_BRIEF_. Down to the last word, output the records below, skipping any images.
--- TASK MATERIAL Enclosed Below ---
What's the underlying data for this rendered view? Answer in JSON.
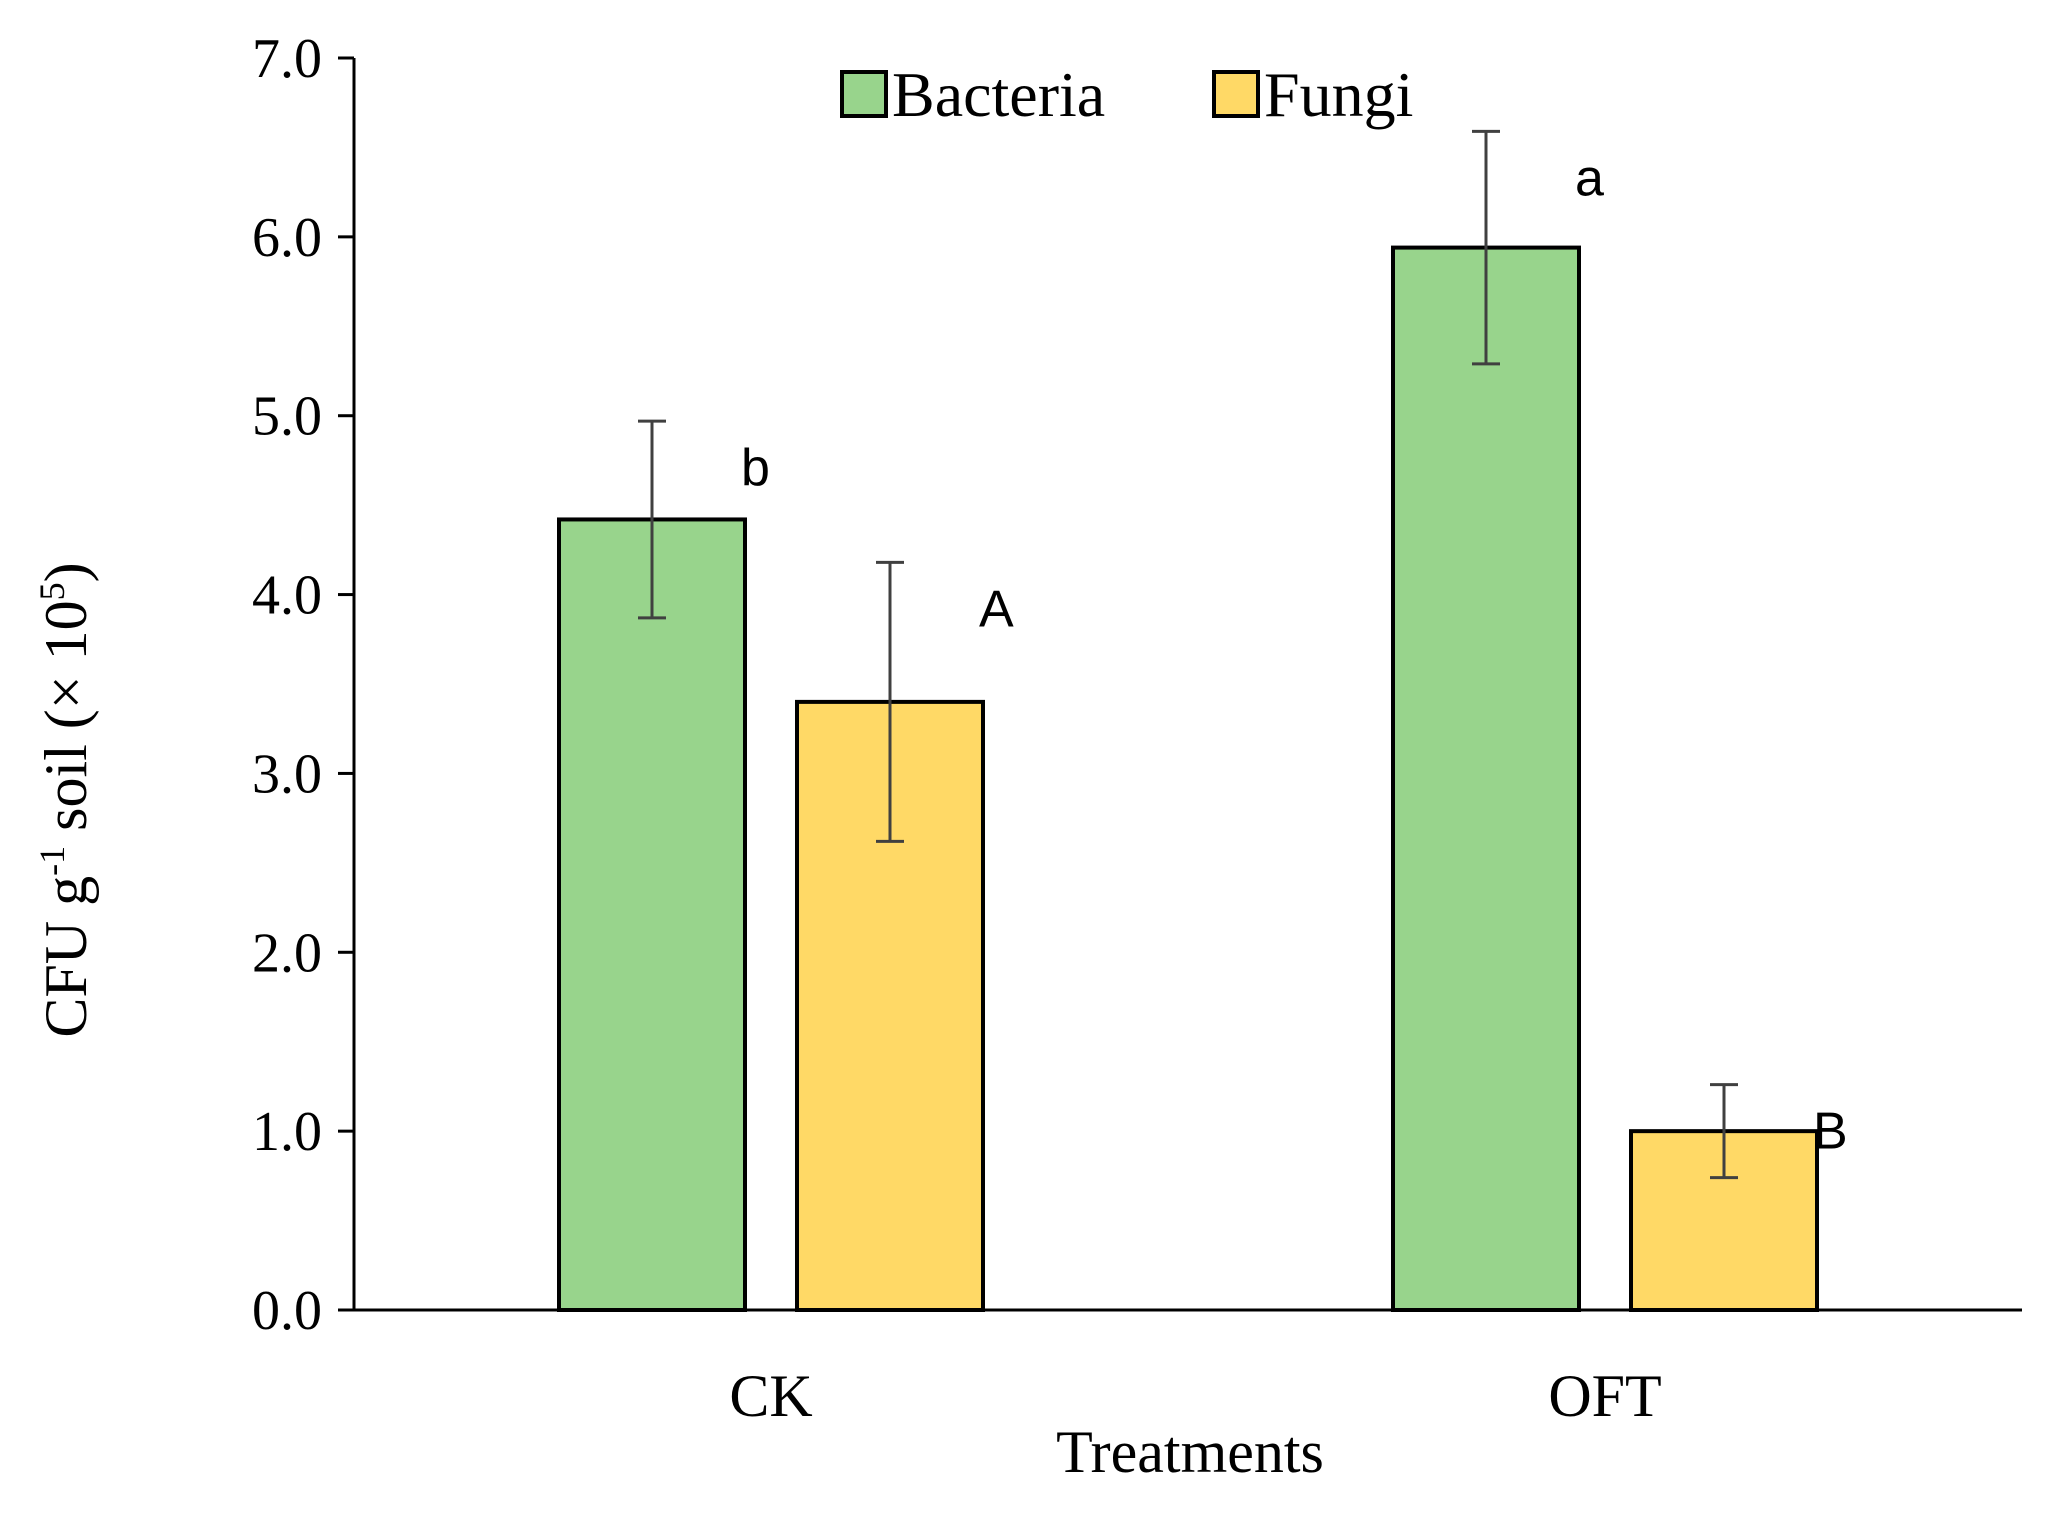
{
  "chart_data": {
    "type": "bar",
    "title": "",
    "xlabel": "Treatments",
    "ylabel_main": "CFU g",
    "ylabel_sup1": "-1",
    "ylabel_mid": " soil (× 10",
    "ylabel_sup2": "5",
    "ylabel_end": ")",
    "ylim": [
      0,
      7
    ],
    "ytick_step": 1,
    "ytick_labels": [
      "0.0",
      "1.0",
      "2.0",
      "3.0",
      "4.0",
      "5.0",
      "6.0",
      "7.0"
    ],
    "categories": [
      "CK",
      "OFT"
    ],
    "legend_position": "top-center",
    "series": [
      {
        "name": "Bacteria",
        "color": "#98D48C",
        "values": [
          4.42,
          5.94
        ],
        "errors": [
          0.55,
          0.65
        ],
        "significance": [
          "b",
          "a"
        ]
      },
      {
        "name": "Fungi",
        "color": "#FFD966",
        "values": [
          3.4,
          1.0
        ],
        "errors": [
          0.78,
          0.26
        ],
        "significance": [
          "A",
          "B"
        ]
      }
    ]
  }
}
--- End of Enclosed TASK MATERIAL ---
_SOLUTION_.
What's the underlying data for this rendered view? Answer in JSON.
{
  "chart_data": {
    "type": "bar",
    "title": "",
    "xlabel": "Treatments",
    "ylabel_main": "CFU g",
    "ylabel_sup1": "-1",
    "ylabel_mid": " soil (× 10",
    "ylabel_sup2": "5",
    "ylabel_end": ")",
    "ylim": [
      0,
      7
    ],
    "ytick_step": 1,
    "ytick_labels": [
      "0.0",
      "1.0",
      "2.0",
      "3.0",
      "4.0",
      "5.0",
      "6.0",
      "7.0"
    ],
    "categories": [
      "CK",
      "OFT"
    ],
    "legend_position": "top-center",
    "series": [
      {
        "name": "Bacteria",
        "color": "#98D48C",
        "values": [
          4.42,
          5.94
        ],
        "errors": [
          0.55,
          0.65
        ],
        "significance": [
          "b",
          "a"
        ]
      },
      {
        "name": "Fungi",
        "color": "#FFD966",
        "values": [
          3.4,
          1.0
        ],
        "errors": [
          0.78,
          0.26
        ],
        "significance": [
          "A",
          "B"
        ]
      }
    ]
  }
}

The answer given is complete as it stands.